What is needed: Report each line of the data that includes the word "עיין".

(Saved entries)
^^^^
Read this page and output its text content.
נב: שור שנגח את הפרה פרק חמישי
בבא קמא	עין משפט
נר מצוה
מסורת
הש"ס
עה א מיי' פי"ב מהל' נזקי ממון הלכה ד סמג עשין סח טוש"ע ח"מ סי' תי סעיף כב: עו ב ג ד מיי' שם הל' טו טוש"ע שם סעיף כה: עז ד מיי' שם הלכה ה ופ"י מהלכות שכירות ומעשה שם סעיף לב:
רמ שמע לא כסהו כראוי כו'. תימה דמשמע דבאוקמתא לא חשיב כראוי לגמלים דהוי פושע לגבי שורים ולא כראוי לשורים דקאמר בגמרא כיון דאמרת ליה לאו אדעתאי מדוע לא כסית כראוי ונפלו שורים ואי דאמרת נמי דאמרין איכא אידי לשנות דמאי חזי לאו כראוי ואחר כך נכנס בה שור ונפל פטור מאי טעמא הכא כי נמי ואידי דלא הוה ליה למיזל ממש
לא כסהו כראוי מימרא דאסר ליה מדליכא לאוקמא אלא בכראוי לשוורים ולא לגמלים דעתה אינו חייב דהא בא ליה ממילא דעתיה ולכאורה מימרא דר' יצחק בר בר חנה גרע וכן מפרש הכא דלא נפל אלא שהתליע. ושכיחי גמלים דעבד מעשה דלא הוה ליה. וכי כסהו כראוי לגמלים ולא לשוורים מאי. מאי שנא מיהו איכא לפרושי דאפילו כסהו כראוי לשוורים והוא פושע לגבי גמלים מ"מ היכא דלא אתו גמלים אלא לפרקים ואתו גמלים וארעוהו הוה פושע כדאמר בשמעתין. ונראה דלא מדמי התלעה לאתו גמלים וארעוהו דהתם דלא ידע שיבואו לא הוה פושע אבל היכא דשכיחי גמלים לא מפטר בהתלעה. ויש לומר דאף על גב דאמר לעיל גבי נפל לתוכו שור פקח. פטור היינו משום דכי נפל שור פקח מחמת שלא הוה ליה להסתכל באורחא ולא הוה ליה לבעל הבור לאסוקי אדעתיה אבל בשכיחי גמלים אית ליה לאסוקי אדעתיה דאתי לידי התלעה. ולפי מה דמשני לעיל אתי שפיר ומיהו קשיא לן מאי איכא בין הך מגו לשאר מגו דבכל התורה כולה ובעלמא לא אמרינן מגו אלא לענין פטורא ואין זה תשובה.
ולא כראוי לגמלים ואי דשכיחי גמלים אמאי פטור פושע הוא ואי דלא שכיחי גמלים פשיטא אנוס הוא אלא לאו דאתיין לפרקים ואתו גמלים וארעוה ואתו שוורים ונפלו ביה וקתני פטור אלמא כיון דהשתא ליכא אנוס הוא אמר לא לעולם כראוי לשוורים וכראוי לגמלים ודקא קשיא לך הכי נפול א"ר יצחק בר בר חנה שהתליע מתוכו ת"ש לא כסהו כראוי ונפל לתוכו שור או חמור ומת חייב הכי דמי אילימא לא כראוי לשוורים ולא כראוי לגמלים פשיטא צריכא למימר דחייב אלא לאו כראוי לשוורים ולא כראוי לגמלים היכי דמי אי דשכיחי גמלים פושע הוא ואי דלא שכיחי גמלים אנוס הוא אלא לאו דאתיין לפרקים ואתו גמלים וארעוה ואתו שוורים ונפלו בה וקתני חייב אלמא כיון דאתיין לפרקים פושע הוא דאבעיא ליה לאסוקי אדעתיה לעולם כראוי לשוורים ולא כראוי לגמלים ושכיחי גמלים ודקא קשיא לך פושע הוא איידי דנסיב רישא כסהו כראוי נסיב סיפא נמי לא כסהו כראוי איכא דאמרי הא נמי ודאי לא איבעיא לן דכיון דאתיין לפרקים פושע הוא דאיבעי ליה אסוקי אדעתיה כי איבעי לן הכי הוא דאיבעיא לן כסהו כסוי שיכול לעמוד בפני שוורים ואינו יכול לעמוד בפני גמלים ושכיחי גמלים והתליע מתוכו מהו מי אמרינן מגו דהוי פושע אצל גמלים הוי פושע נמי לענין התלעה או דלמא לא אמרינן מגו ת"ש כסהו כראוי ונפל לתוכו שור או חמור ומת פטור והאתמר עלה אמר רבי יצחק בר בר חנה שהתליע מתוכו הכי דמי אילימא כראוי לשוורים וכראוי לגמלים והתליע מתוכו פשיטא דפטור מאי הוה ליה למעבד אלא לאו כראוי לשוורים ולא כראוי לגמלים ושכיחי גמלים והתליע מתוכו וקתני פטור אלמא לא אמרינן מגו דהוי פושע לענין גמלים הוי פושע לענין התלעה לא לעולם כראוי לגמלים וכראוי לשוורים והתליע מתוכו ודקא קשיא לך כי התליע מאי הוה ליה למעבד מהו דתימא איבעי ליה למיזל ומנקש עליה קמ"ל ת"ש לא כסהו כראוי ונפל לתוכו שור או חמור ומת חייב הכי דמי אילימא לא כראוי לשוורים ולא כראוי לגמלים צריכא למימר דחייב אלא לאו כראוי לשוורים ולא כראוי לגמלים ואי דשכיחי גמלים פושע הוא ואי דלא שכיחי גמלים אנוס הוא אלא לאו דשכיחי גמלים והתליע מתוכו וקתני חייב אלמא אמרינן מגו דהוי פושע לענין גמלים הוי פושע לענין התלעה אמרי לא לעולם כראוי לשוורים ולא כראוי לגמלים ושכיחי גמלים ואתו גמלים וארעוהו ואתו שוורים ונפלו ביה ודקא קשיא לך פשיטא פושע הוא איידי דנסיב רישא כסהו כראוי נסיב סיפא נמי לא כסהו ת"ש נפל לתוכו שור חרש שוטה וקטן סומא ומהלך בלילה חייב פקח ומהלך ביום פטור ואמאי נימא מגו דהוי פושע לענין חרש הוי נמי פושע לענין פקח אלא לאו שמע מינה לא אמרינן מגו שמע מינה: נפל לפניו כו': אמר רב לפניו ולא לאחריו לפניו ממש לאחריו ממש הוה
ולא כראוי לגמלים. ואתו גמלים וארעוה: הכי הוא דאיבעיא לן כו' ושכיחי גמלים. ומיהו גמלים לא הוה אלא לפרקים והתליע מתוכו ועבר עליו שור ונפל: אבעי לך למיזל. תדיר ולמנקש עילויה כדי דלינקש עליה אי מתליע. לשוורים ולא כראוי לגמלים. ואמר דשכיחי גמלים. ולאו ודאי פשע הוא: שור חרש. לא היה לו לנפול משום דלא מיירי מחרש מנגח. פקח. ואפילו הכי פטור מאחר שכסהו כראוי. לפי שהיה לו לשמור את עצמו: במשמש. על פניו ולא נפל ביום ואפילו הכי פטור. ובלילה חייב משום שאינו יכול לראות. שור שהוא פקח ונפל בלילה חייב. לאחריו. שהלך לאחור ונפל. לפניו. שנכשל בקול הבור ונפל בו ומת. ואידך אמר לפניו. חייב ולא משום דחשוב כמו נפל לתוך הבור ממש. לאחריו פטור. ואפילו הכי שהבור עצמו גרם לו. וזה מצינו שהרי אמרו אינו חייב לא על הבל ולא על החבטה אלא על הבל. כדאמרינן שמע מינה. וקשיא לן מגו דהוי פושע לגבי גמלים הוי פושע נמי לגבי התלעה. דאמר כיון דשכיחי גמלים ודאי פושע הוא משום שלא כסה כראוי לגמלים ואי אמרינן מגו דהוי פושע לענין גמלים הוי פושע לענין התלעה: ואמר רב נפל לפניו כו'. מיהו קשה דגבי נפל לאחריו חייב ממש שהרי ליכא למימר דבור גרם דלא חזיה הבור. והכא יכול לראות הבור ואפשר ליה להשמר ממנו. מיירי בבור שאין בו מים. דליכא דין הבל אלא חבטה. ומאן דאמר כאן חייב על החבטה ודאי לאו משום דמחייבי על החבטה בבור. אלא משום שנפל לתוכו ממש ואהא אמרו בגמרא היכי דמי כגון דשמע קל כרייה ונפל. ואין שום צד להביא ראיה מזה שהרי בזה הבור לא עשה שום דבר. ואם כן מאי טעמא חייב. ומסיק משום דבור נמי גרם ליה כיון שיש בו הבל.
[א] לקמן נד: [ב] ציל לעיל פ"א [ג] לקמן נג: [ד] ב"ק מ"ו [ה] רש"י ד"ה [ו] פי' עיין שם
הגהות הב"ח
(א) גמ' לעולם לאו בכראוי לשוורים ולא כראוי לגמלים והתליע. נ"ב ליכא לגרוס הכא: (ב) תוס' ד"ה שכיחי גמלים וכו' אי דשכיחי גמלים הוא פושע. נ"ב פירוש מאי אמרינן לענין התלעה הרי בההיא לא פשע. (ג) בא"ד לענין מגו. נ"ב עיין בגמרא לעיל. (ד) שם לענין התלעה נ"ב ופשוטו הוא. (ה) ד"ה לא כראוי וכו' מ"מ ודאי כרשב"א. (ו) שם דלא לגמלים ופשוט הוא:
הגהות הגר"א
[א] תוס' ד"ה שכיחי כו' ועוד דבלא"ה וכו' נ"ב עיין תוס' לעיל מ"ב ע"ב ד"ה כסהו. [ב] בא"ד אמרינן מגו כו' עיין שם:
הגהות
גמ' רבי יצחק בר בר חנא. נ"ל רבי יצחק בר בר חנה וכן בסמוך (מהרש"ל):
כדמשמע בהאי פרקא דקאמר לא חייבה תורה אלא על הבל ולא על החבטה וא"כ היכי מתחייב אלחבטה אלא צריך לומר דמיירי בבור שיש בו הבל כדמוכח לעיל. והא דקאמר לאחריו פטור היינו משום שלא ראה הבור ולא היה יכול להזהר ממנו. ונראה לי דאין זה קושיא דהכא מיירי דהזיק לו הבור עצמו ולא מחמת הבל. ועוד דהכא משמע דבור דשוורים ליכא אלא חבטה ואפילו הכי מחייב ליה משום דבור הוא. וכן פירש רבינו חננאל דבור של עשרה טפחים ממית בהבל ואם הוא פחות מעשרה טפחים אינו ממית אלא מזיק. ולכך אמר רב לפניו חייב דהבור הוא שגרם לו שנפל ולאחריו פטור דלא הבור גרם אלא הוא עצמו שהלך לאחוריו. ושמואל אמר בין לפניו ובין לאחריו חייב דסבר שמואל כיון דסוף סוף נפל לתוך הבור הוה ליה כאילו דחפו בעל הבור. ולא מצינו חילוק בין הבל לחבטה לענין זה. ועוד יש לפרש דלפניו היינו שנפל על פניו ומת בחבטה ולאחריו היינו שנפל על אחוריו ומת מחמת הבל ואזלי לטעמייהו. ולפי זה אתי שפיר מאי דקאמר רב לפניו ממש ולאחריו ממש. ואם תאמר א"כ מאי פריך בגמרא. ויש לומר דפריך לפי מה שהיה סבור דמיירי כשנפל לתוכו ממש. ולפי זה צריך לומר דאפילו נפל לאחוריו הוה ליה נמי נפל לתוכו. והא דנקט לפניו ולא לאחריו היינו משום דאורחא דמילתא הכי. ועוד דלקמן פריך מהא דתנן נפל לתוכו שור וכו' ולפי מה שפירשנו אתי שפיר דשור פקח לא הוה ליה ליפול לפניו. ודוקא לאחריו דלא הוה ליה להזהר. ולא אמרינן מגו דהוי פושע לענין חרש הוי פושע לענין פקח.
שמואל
^^^^
Solution for this exercise:
[א] לקמן נד: [ב] ציל לעיל פ"א [ג] לקמן נג: [ד] ב"ק מ"ו [ה] רש"י ד"ה [ו] פי' עיין שם
(א) גמ' לעולם לאו בכראוי לשוורים ולא כראוי לגמלים והתליע. נ"ב ליכא לגרוס הכא: (ב) תוס' ד"ה שכיחי גמלים וכו' אי דשכיחי גמלים הוא פושע. נ"ב פירוש מאי אמרינן לענין התלעה הרי בההיא לא פשע. (ג) בא"ד לענין מגו. נ"ב עיין בגמרא לעיל. (ד) שם לענין התלעה נ"ב ופשוטו הוא. (ה) ד"ה לא כראוי וכו' מ"מ ודאי כרשב"א. (ו) שם דלא לגמלים ופשוט הוא:
[א] תוס' ד"ה שכיחי כו' ועוד דבלא"ה וכו' נ"ב עיין תוס' לעיל מ"ב ע"ב ד"ה כסהו. [ב] בא"ד אמרינן מגו כו' עיין שם:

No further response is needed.